## Available data
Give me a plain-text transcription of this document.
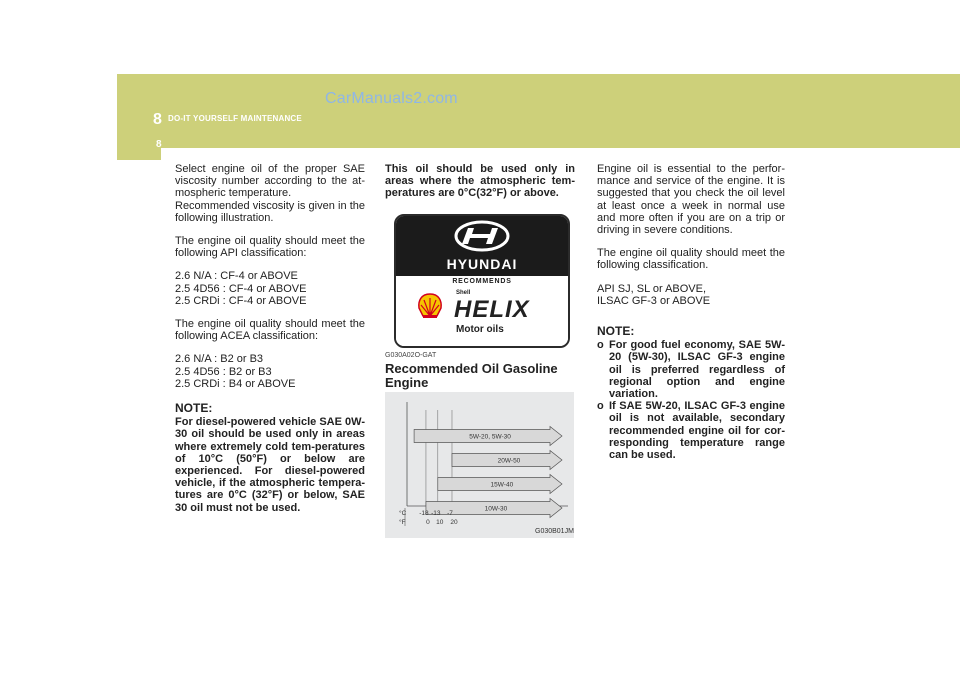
CarManuals2.com
8 DO-IT YOURSELF MAINTENANCE
8

Select engine oil of the proper SAE viscosity number according to the at-mospheric temperature.
Recommended viscosity is given in the following illustration.

The engine oil quality should meet the following API classification:

2.6 N/A : CF-4 or ABOVE
2.5 4D56 : CF-4 or ABOVE
2.5 CRDi : CF-4 or ABOVE

The engine oil quality should meet the following ACEA classification:

2.6 N/A : B2 or B3
2.5 4D56 : B2 or B3
2.5 CRDi : B4 or ABOVE
NOTE:
For diesel-powered vehicle SAE 0W-30 oil should be used only in areas where extremely cold tem-peratures of 10°C (50°F) or below are experienced. For diesel-powered vehicle, if the atmospheric tempera-tures are 0°C (32°F) or below, SAE 30 oil must not be used.
This oil should be used only in areas where the atmospheric tem-peratures are 0°C(32°F) or above.
HYUNDAI
RECOMMENDS
Shell
HELIX
Motor oils
G030A02O-GAT
Recommended Oil Gasoline Engine
5W-20, 5W-30
20W-50
15W-40
10W-30
°C
°F
-18
0
-13
10
-7
20
G030B01JM

Engine oil is essential to the perfor-mance and service of the engine. It is suggested that you check the oil level at least once a week in normal use and more often if you are on a trip or driving in severe conditions.

The engine oil quality should meet the following classification.

API SJ, SL or ABOVE,
ILSAC GF-3 or ABOVE
NOTE:
o For good fuel economy, SAE 5W-20 (5W-30), ILSAC GF-3 engine oil is preferred regardless of regional option and engine variation.
o If SAE 5W-20, ILSAC GF-3 engine oil is not available, secondary recommended engine oil for cor-responding temperature range can be used.
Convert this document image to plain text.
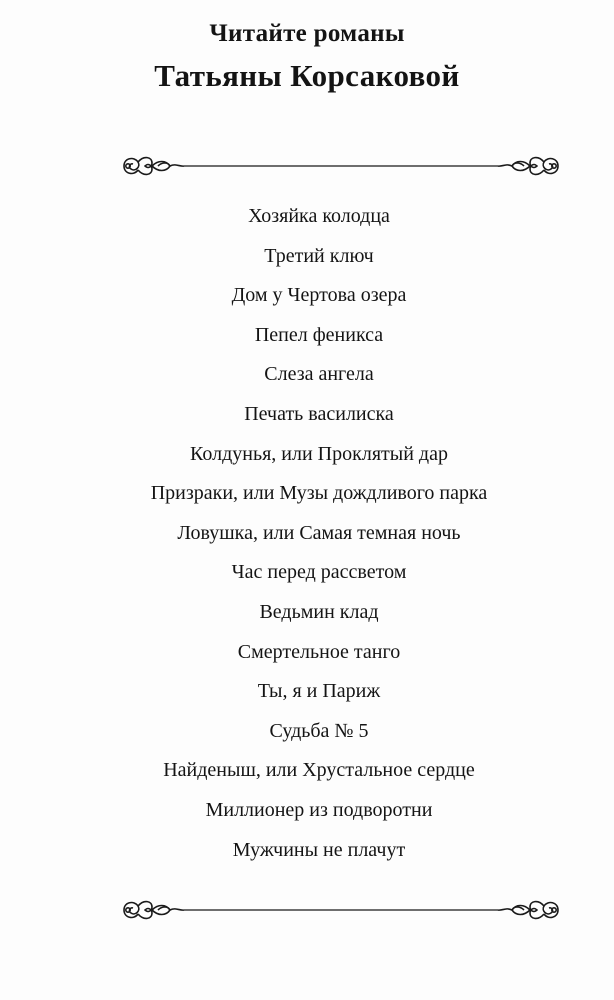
Читайте романы
Татьяны Корсаковой
Хозяйка колодца
Третий ключ
Дом у Чертова озера
Пепел феникса
Слеза ангела
Печать василиска
Колдунья, или Проклятый дар
Призраки, или Музы дождливого парка
Ловушка, или Самая темная ночь
Час перед рассветом
Ведьмин клад
Смертельное танго
Ты, я и Париж
Судьба № 5
Найденыш, или Хрустальное сердце
Миллионер из подворотни
Мужчины не плачут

## Aim
Return all the entries word for word, but omit any pictures they contain.

## The output
Give me a plain-text transcription of this document.
CarManuals2.com
8 DO-IT YOURSELF MAINTENANCE
8

Select engine oil of the proper SAE viscosity number according to the at-mospheric temperature.
Recommended viscosity is given in the following illustration.

The engine oil quality should meet the following API classification:

2.6 N/A : CF-4 or ABOVE
2.5 4D56 : CF-4 or ABOVE
2.5 CRDi : CF-4 or ABOVE

The engine oil quality should meet the following ACEA classification:

2.6 N/A : B2 or B3
2.5 4D56 : B2 or B3
2.5 CRDi : B4 or ABOVE
NOTE:
For diesel-powered vehicle SAE 0W-30 oil should be used only in areas where extremely cold tem-peratures of 10°C (50°F) or below are experienced. For diesel-powered vehicle, if the atmospheric tempera-tures are 0°C (32°F) or below, SAE 30 oil must not be used.
This oil should be used only in areas where the atmospheric tem-peratures are 0°C(32°F) or above.
HYUNDAI
RECOMMENDS
Shell
HELIX
Motor oils
G030A02O-GAT
Recommended Oil Gasoline Engine
5W-20, 5W-30
20W-50
15W-40
10W-30
°C
°F
-18
0
-13
10
-7
20
G030B01JM

Engine oil is essential to the perfor-mance and service of the engine. It is suggested that you check the oil level at least once a week in normal use and more often if you are on a trip or driving in severe conditions.

The engine oil quality should meet the following classification.

API SJ, SL or ABOVE,
ILSAC GF-3 or ABOVE
NOTE:
o For good fuel economy, SAE 5W-20 (5W-30), ILSAC GF-3 engine oil is preferred regardless of regional option and engine variation.
o If SAE 5W-20, ILSAC GF-3 engine oil is not available, secondary recommended engine oil for cor-responding temperature range can be used.
Convert this document image to plain text.
Читайте романы
Татьяны Корсаковой
Хозяйка колодца
Третий ключ
Дом у Чертова озера
Пепел феникса
Слеза ангела
Печать василиска
Колдунья, или Проклятый дар
Призраки, или Музы дождливого парка
Ловушка, или Самая темная ночь
Час перед рассветом
Ведьмин клад
Смертельное танго
Ты, я и Париж
Судьба № 5
Найденыш, или Хрустальное сердце
Миллионер из подворотни
Мужчины не плачут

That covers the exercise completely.